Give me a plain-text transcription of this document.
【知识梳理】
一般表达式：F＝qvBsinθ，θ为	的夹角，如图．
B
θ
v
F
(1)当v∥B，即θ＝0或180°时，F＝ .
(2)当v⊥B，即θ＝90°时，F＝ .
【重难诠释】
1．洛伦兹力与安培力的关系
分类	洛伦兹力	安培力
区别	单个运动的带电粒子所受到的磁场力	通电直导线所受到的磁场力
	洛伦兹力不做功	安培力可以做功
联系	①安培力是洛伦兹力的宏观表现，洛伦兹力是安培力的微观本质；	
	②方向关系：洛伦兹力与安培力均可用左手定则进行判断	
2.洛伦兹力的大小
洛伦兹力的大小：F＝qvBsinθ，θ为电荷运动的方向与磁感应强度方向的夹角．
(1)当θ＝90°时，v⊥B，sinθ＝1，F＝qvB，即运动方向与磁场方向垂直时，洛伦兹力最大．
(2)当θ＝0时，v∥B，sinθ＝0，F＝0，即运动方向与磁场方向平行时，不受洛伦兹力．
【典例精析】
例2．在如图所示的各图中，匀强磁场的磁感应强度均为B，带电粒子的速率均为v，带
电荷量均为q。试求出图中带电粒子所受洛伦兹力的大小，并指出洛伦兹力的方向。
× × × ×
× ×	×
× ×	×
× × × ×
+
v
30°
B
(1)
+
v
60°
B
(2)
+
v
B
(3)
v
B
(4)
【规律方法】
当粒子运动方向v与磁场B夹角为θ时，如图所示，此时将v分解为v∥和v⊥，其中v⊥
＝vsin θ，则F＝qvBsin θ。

☆ ☆ ☆ ☆ ☆

WHAT IS BEING ASKED: Search the data above for the string "qvBsinθ" and return every line that has it.

EXERCISE SOLUTION:
一般表达式：F＝qvBsinθ，θ为	的夹角，如图．
洛伦兹力的大小：F＝qvBsinθ，θ为电荷运动的方向与磁感应强度方向的夹角．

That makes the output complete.